[Goal]
Return the number of lines that include the string "array", without any other text.

━━━━━ Extracted entries ━━━━━

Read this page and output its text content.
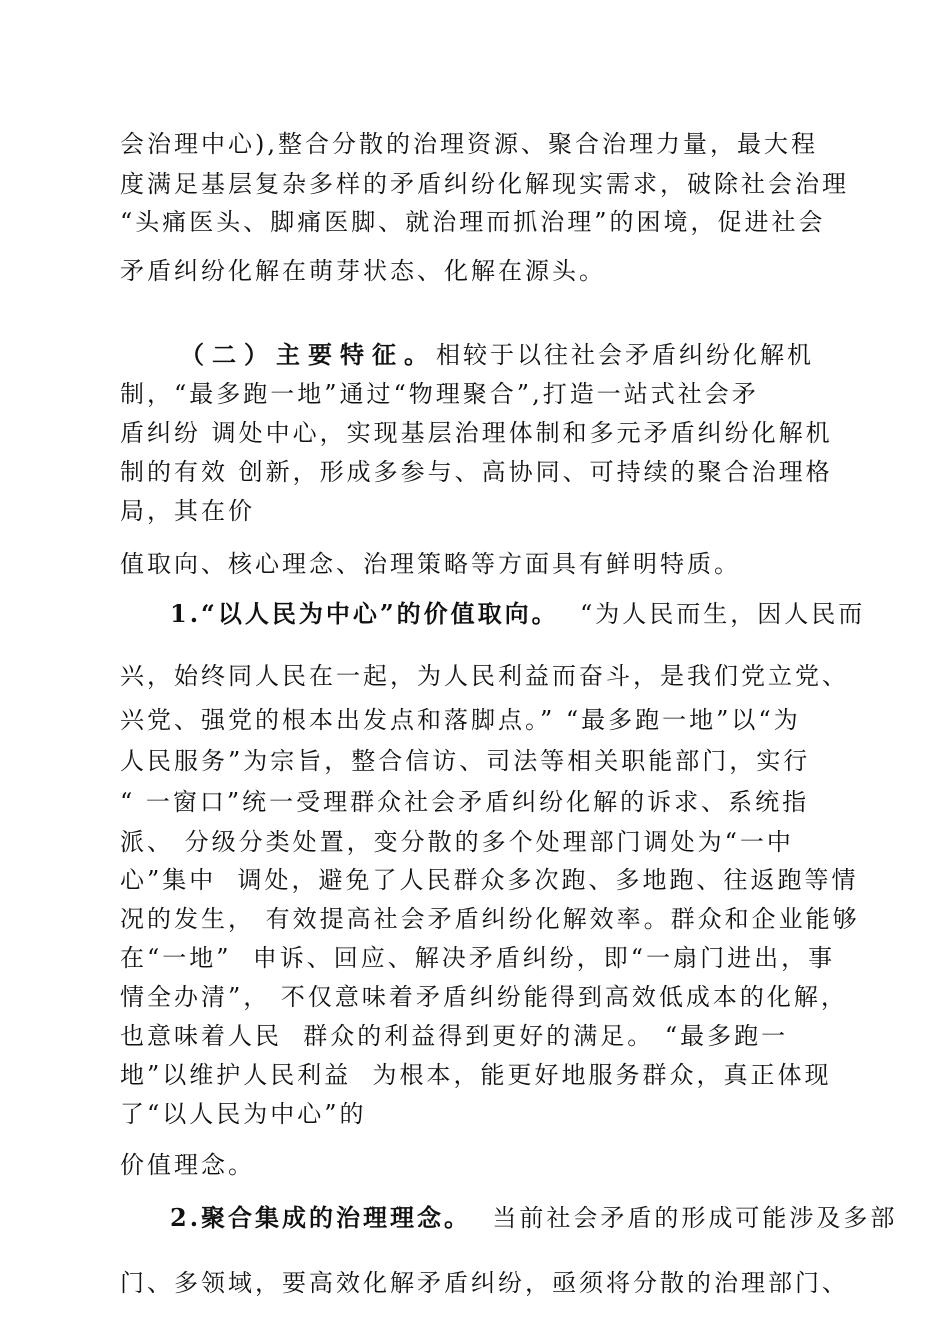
会治理中心),整合分散的治理资源、聚合治理力量，最大程
度满足基层复杂多样的矛盾纠纷化解现实需求，破除社会治理
“头痛医头、脚痛医脚、就治理而抓治理”的困境，促进社会
矛盾纠纷化解在萌芽状态、化解在源头。
（二）主要特征。相较于以往社会矛盾纠纷化解机
制，“最多跑一地”通过“物理聚合”,打造一站式社会矛
盾纠纷 调处中心，实现基层治理体制和多元矛盾纠纷化解机
制的有效 创新，形成多参与、高协同、可持续的聚合治理格
局，其在价
值取向、核心理念、治理策略等方面具有鲜明特质。
1.“以人民为中心”的价值取向。 “为人民而生，因人民而
兴，始终同人民在一起，为人民利益而奋斗，是我们党立党、
兴党、强党的根本出发点和落脚点。” “最多跑一地”以“为
人民服务”为宗旨，整合信访、司法等相关职能部门，实行
“ 一窗口”统一受理群众社会矛盾纠纷化解的诉求、系统指
派、 分级分类处置，变分散的多个处理部门调处为“一中
心”集中  调处，避免了人民群众多次跑、多地跑、往返跑等情
况的发生， 有效提高社会矛盾纠纷化解效率。群众和企业能够
在“一地”  申诉、回应、解决矛盾纠纷，即“一扇门进出，事
情全办清”， 不仅意味着矛盾纠纷能得到高效低成本的化解，
也意味着人民  群众的利益得到更好的满足。 “最多跑一
地”以维护人民利益  为根本，能更好地服务群众，真正体现
了“以人民为中心”的
价值理念。
2.聚合集成的治理理念。 当前社会矛盾的形成可能涉及多部
门、多领域，要高效化解矛盾纠纷，亟须将分散的治理部门、
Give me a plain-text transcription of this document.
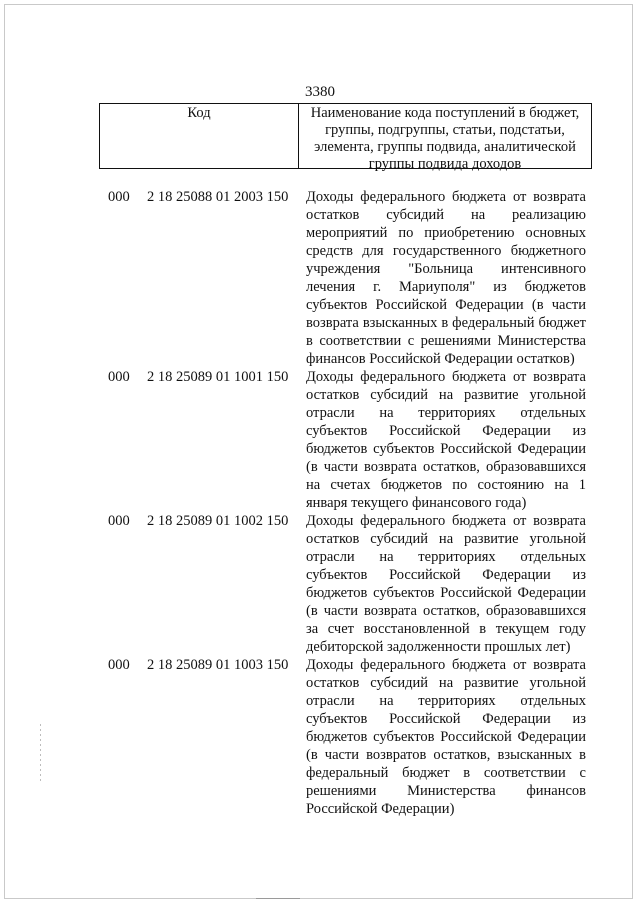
3380
Код	Наименование кода поступлений в бюджет, группы, подгруппы, статьи, подстатьи, элемента, группы подвида, аналитической группы подвида доходов
000 2 18 25088 01 2003 150 Доходы федерального бюджета от возврата остатков субсидий на реализацию мероприятий по приобретению основных средств для государственного бюджетного учреждения "Больница интенсивного лечения г. Мариуполя" из бюджетов субъектов Российской Федерации (в части возврата взысканных в федеральный бюджет в соответствии с решениями Министерства финансов Российской Федерации остатков)
000 2 18 25089 01 1001 150 Доходы федерального бюджета от возврата остатков субсидий на развитие угольной отрасли на территориях отдельных субъектов Российской Федерации из бюджетов субъектов Российской Федерации (в части возврата остатков, образовавшихся на счетах бюджетов по состоянию на 1 января текущего финансового года)
000 2 18 25089 01 1002 150 Доходы федерального бюджета от возврата остатков субсидий на развитие угольной отрасли на территориях отдельных субъектов Российской Федерации из бюджетов субъектов Российской Федерации (в части возврата остатков, образовавшихся за счет восстановленной в текущем году дебиторской задолженности прошлых лет)
000 2 18 25089 01 1003 150 Доходы федерального бюджета от возврата остатков субсидий на развитие угольной отрасли на территориях отдельных субъектов Российской Федерации из бюджетов субъектов Российской Федерации (в части возвратов остатков, взысканных в федеральный бюджет в соответствии с решениями Министерства финансов Российской Федерации)
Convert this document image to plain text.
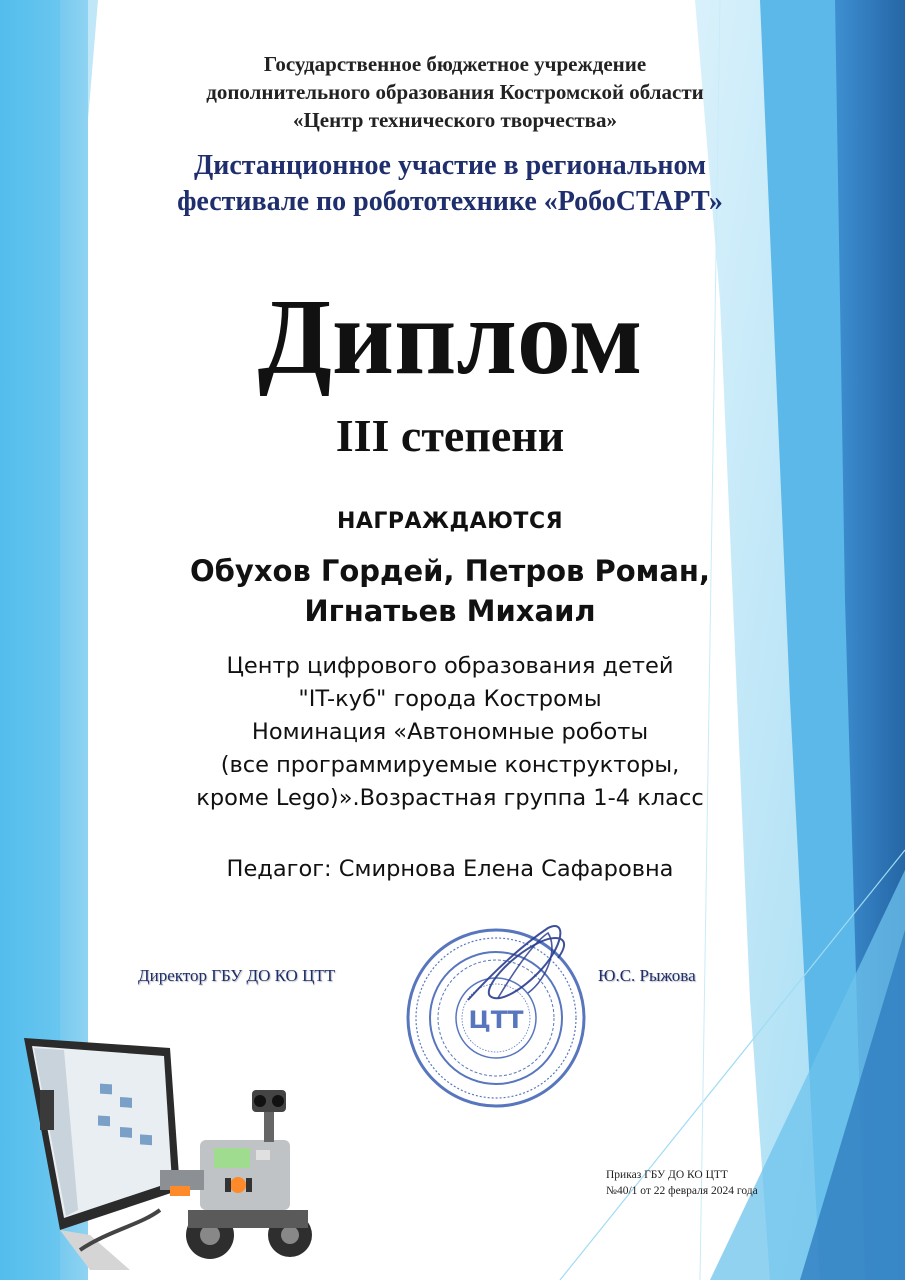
Государственное бюджетное учреждение
дополнительного образования Костромской области
«Центр технического творчества»
Дистанционное участие в региональном
фестивале по робототехнике «РобоСТАРТ»
Диплом
III степени
НАГРАЖДАЮТСЯ
Обухов Гордей, Петров Роман,
Игнатьев Михаил
Центр цифрового образования детей
"IT-куб" города Костромы
Номинация «Автономные роботы
(все программируемые конструкторы,
кроме Lego)».Возрастная группа 1-4 класс
Педагог: Смирнова Елена Сафаровна
ЦТТ
Директор ГБУ ДО КО ЦТТ	Ю.С. Рыжова
Приказ ГБУ ДО КО ЦТТ
№40/1 от 22 февраля 2024 года
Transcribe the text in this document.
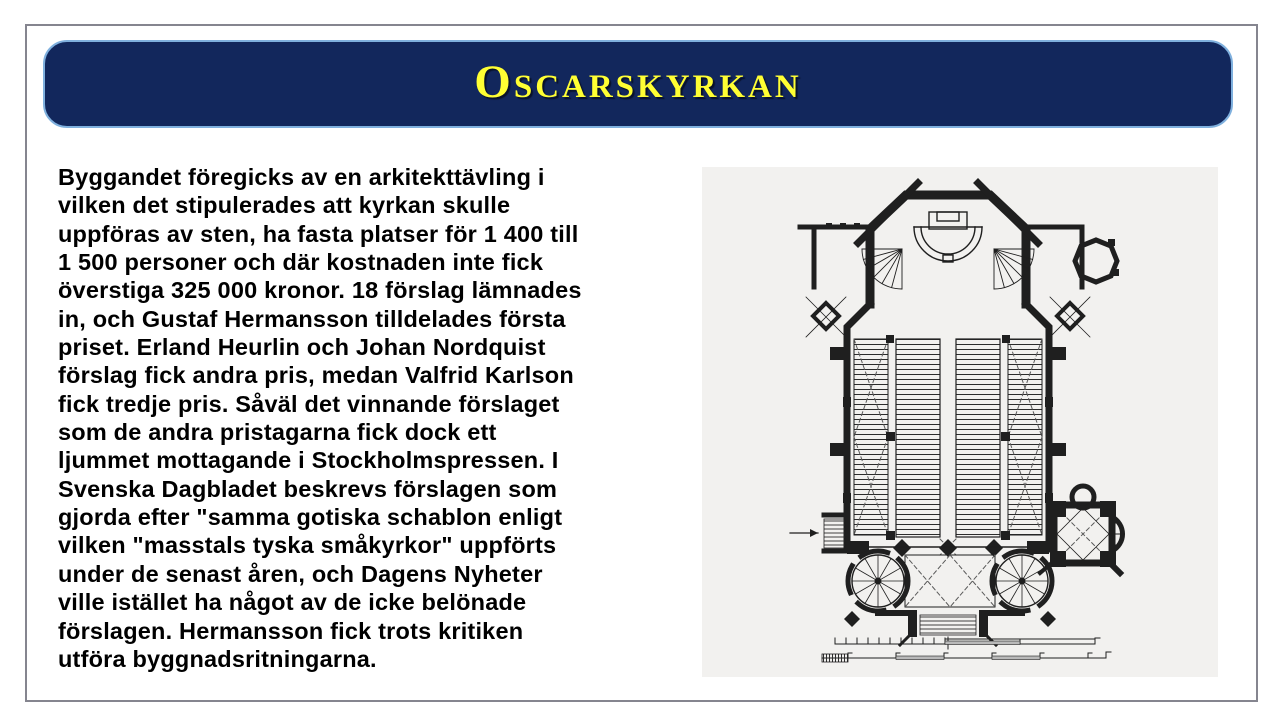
Oscarskyrkan
Byggandet föregicks av en arkitekttävling i
vilken det stipulerades att kyrkan skulle
uppföras av sten, ha fasta platser för 1 400 till
1 500 personer och där kostnaden inte fick
överstiga 325 000 kronor. 18 förslag lämnades
in, och Gustaf Hermansson tilldelades första
priset. Erland Heurlin och Johan Nordquist
förslag fick andra pris, medan Valfrid Karlson
fick tredje pris. Såväl det vinnande förslaget
som de andra pristagarna fick dock ett
ljummet mottagande i Stockholmspressen. I
Svenska Dagbladet beskrevs förslagen som
gjorda efter "samma gotiska schablon enligt
vilken "masstals tyska småkyrkor" uppförts
under de senast åren, och Dagens Nyheter
ville istället ha något av de icke belönade
förslagen. Hermansson fick trots kritiken
utföra byggnadsritningarna.
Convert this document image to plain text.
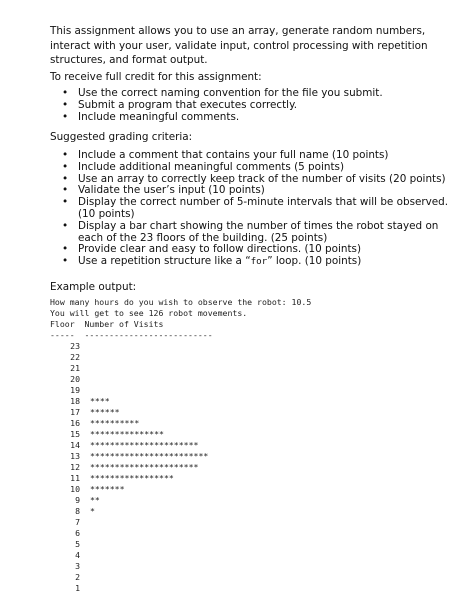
This assignment allows you to use an array, generate random numbers, interact with your user, validate input, control processing with repetition structures, and format output.

To receive full credit for this assignment:

• Use the correct naming convention for the file you submit.
• Submit a program that executes correctly.
• Include meaningful comments.

Suggested grading criteria:

• Include a comment that contains your full name (10 points)
• Include additional meaningful comments (5 points)
• Use an array to correctly keep track of the number of visits (20 points)
• Validate the user’s input (10 points)
• Display the correct number of 5-minute intervals that will be observed. (10 points)
• Display a bar chart showing the number of times the robot stayed on each of the 23 floors of the building. (25 points)
• Provide clear and easy to follow directions. (10 points)
• Use a repetition structure like a “for” loop. (10 points)

Example output:

How many hours do you wish to observe the robot: 10.5
You will get to see 126 robot movements.
Floor  Number of Visits
-----  --------------------------
23
22
21
20
19
18 ****
17 ******
16 **********
15 ***************
14 **********************
13 ************************
12 **********************
11 *****************
10 *******
9 **
8 *
7
6
5
4
3
2
1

━━━━━

[Answer for the task]
2